### Directions for this task
Below is a listing; write it out exactly and drop any images from it.

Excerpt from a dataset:
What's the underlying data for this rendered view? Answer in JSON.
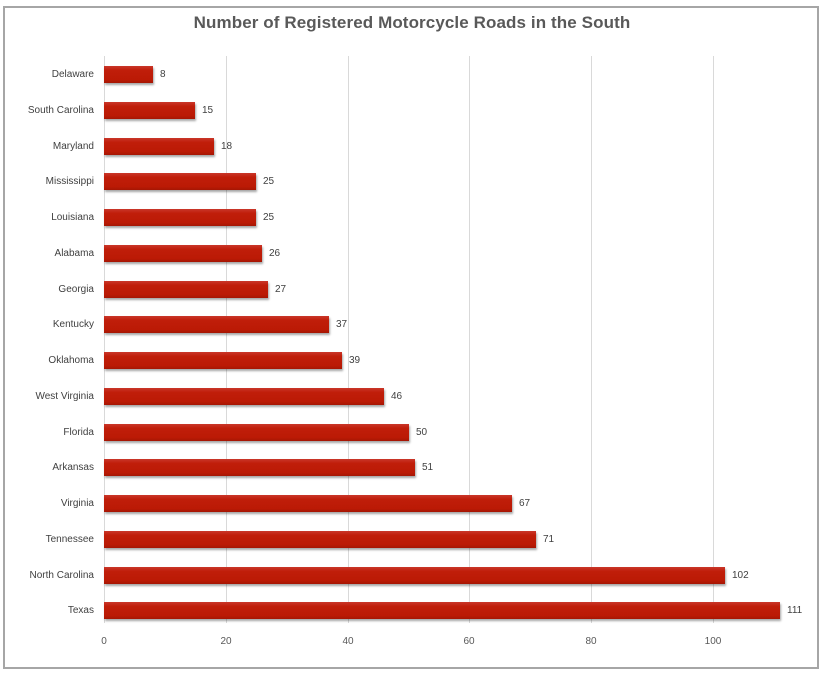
{
  "chart_data": {
    "type": "bar",
    "orientation": "horizontal",
    "title": "Number of Registered Motorcycle Roads in the South",
    "xlabel": "",
    "ylabel": "",
    "xlim": [
      0,
      115
    ],
    "x_ticks": [
      "0",
      "20",
      "40",
      "60",
      "80",
      "100"
    ],
    "grid": true,
    "legend": null,
    "data_labels": true,
    "bar_color": "#c01e0a",
    "categories": [
      "Delaware",
      "South Carolina",
      "Maryland",
      "Mississippi",
      "Louisiana",
      "Alabama",
      "Georgia",
      "Kentucky",
      "Oklahoma",
      "West Virginia",
      "Florida",
      "Arkansas",
      "Virginia",
      "Tennessee",
      "North Carolina",
      "Texas"
    ],
    "values": [
      8,
      15,
      18,
      25,
      25,
      26,
      27,
      37,
      39,
      46,
      50,
      51,
      67,
      71,
      102,
      111
    ]
  },
  "labels": {
    "title": "Number of Registered Motorcycle Roads in the South",
    "xticks": [
      "0",
      "20",
      "40",
      "60",
      "80",
      "100"
    ],
    "rows": [
      {
        "name": "Delaware",
        "value": "8"
      },
      {
        "name": "South Carolina",
        "value": "15"
      },
      {
        "name": "Maryland",
        "value": "18"
      },
      {
        "name": "Mississippi",
        "value": "25"
      },
      {
        "name": "Louisiana",
        "value": "25"
      },
      {
        "name": "Alabama",
        "value": "26"
      },
      {
        "name": "Georgia",
        "value": "27"
      },
      {
        "name": "Kentucky",
        "value": "37"
      },
      {
        "name": "Oklahoma",
        "value": "39"
      },
      {
        "name": "West Virginia",
        "value": "46"
      },
      {
        "name": "Florida",
        "value": "50"
      },
      {
        "name": "Arkansas",
        "value": "51"
      },
      {
        "name": "Virginia",
        "value": "67"
      },
      {
        "name": "Tennessee",
        "value": "71"
      },
      {
        "name": "North Carolina",
        "value": "102"
      },
      {
        "name": "Texas",
        "value": "111"
      }
    ]
  }
}
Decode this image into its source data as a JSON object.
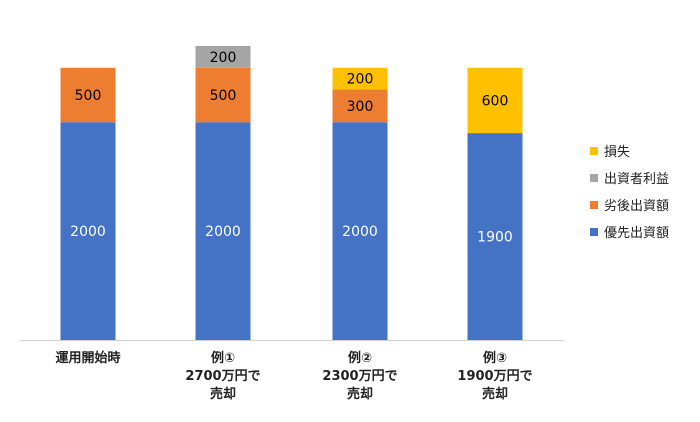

### The result
What's the underlying data for this rendered view? Answer in JSON.
{
  "chart_data": {
    "type": "bar",
    "orientation": "horizontal",
    "title": "Number of Registered Motorcycle Roads in the South",
    "xlabel": "",
    "ylabel": "",
    "xlim": [
      0,
      115
    ],
    "x_ticks": [
      "0",
      "20",
      "40",
      "60",
      "80",
      "100"
    ],
    "grid": true,
    "legend": null,
    "data_labels": true,
    "bar_color": "#c01e0a",
    "categories": [
      "Delaware",
      "South Carolina",
      "Maryland",
      "Mississippi",
      "Louisiana",
      "Alabama",
      "Georgia",
      "Kentucky",
      "Oklahoma",
      "West Virginia",
      "Florida",
      "Arkansas",
      "Virginia",
      "Tennessee",
      "North Carolina",
      "Texas"
    ],
    "values": [
      8,
      15,
      18,
      25,
      25,
      26,
      27,
      37,
      39,
      46,
      50,
      51,
      67,
      71,
      102,
      111
    ]
  },
  "labels": {
    "title": "Number of Registered Motorcycle Roads in the South",
    "xticks": [
      "0",
      "20",
      "40",
      "60",
      "80",
      "100"
    ],
    "rows": [
      {
        "name": "Delaware",
        "value": "8"
      },
      {
        "name": "South Carolina",
        "value": "15"
      },
      {
        "name": "Maryland",
        "value": "18"
      },
      {
        "name": "Mississippi",
        "value": "25"
      },
      {
        "name": "Louisiana",
        "value": "25"
      },
      {
        "name": "Alabama",
        "value": "26"
      },
      {
        "name": "Georgia",
        "value": "27"
      },
      {
        "name": "Kentucky",
        "value": "37"
      },
      {
        "name": "Oklahoma",
        "value": "39"
      },
      {
        "name": "West Virginia",
        "value": "46"
      },
      {
        "name": "Florida",
        "value": "50"
      },
      {
        "name": "Arkansas",
        "value": "51"
      },
      {
        "name": "Virginia",
        "value": "67"
      },
      {
        "name": "Tennessee",
        "value": "71"
      },
      {
        "name": "North Carolina",
        "value": "102"
      },
      {
        "name": "Texas",
        "value": "111"
      }
    ]
  }
}
Decode this image into its source data as a JSON object.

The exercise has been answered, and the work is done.